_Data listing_

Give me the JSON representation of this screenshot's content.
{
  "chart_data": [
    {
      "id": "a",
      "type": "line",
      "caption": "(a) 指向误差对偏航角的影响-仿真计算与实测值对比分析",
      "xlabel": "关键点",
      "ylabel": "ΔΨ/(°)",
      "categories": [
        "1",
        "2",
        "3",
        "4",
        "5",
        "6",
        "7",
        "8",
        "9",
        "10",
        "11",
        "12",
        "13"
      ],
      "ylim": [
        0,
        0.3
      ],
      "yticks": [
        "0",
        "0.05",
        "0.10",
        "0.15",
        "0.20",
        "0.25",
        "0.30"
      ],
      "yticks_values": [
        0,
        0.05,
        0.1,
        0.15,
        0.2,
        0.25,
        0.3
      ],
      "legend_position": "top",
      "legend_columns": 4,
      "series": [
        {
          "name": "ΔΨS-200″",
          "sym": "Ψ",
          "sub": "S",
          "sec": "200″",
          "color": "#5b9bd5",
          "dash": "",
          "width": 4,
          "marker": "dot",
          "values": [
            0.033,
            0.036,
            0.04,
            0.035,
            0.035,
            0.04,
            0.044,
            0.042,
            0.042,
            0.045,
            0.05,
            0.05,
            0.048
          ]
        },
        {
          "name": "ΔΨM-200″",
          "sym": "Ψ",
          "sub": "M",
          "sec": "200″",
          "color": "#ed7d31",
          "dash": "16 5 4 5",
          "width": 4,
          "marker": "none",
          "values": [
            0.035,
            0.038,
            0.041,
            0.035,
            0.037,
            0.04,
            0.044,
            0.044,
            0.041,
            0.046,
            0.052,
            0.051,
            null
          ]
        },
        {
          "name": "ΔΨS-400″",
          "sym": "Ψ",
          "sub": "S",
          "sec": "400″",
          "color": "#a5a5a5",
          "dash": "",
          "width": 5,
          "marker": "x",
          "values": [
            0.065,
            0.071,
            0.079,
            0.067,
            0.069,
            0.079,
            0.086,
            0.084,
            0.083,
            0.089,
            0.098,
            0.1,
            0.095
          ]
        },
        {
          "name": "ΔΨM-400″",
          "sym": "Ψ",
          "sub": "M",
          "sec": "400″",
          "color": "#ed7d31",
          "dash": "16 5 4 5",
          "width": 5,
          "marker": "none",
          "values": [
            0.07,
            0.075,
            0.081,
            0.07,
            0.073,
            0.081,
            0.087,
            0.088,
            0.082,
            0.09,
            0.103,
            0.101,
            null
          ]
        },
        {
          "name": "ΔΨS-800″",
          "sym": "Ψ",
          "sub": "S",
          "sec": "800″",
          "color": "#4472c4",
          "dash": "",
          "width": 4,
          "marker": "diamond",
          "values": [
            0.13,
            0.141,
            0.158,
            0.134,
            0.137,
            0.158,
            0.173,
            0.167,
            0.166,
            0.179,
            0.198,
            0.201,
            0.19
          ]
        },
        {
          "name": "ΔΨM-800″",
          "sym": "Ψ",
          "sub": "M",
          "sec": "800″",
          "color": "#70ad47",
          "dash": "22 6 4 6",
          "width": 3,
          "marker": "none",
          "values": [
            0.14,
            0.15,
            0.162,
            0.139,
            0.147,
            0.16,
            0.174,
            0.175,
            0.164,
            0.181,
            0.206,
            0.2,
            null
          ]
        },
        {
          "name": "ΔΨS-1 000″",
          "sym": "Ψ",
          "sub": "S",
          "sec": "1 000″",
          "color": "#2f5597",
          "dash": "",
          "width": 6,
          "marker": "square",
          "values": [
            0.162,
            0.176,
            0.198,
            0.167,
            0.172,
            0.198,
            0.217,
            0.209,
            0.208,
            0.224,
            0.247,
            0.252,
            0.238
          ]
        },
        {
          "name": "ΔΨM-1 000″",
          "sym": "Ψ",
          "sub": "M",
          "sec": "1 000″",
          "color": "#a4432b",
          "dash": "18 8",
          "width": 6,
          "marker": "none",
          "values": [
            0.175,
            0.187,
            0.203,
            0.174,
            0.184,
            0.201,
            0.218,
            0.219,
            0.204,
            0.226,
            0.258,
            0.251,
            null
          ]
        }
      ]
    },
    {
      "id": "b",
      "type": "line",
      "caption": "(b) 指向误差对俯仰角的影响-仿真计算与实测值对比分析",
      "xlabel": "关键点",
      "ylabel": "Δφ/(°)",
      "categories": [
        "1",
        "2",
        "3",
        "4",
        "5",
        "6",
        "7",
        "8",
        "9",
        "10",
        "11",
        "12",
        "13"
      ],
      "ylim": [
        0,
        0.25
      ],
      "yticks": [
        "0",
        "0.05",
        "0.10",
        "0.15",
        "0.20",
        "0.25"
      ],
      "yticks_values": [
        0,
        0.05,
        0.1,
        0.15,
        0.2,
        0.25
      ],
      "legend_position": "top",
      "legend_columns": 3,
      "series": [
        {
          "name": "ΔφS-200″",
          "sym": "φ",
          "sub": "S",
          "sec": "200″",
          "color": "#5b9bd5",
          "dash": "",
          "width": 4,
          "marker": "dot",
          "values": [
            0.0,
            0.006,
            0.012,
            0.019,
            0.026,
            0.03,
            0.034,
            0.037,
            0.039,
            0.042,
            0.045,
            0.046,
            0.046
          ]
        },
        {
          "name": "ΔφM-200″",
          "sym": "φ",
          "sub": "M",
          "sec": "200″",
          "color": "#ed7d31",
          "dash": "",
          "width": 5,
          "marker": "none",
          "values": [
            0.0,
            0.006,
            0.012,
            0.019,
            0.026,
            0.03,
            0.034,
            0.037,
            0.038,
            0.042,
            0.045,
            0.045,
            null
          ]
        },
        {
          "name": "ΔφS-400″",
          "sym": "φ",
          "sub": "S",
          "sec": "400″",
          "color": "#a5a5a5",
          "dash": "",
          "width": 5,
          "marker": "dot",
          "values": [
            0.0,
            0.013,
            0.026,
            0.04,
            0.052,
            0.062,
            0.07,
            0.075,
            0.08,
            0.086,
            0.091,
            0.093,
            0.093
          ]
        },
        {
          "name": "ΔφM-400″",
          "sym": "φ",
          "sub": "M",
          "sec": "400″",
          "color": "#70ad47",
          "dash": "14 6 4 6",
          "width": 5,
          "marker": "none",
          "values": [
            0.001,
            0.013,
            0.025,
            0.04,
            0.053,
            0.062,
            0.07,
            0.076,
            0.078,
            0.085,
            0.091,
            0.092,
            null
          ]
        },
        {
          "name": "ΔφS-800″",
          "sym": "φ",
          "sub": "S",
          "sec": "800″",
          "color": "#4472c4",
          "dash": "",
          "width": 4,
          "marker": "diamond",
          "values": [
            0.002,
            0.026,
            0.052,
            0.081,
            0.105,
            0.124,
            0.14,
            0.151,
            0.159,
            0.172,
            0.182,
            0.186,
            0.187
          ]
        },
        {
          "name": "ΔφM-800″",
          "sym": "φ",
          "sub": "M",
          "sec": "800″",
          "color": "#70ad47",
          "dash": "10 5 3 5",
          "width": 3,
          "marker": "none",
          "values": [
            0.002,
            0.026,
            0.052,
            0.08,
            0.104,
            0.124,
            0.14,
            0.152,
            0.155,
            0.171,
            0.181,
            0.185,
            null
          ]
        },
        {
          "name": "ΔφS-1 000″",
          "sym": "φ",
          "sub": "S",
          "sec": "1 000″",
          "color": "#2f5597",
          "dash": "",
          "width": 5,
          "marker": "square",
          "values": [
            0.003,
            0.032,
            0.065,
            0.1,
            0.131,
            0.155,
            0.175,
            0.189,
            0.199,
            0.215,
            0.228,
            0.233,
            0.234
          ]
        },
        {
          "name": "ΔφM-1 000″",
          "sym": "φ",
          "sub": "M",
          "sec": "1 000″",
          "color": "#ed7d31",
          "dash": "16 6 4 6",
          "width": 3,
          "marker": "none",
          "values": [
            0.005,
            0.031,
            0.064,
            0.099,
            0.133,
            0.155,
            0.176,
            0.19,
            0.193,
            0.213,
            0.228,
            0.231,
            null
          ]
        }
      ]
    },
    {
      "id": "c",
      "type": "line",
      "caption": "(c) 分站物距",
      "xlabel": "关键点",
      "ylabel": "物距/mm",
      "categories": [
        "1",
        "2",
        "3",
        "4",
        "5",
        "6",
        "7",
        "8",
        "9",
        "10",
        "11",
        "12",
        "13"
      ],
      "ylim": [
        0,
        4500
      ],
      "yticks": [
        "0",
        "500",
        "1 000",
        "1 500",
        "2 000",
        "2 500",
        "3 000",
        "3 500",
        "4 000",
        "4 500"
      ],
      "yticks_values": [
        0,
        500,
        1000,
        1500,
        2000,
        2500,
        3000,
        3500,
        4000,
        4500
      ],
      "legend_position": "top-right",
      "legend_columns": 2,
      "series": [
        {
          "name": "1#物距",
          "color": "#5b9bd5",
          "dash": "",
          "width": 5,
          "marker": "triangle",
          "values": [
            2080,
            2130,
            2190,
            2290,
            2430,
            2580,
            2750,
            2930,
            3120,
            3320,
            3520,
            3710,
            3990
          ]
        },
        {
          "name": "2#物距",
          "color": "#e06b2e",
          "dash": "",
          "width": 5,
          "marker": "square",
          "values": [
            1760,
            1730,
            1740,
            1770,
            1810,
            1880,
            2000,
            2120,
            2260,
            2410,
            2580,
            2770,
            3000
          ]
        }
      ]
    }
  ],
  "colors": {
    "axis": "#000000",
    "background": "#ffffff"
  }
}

_WHAT YOU HAVE TO DO_
Give the number of lines in the listing above that contain "caption", and nothing else.

_WRITTEN ANSWER_
3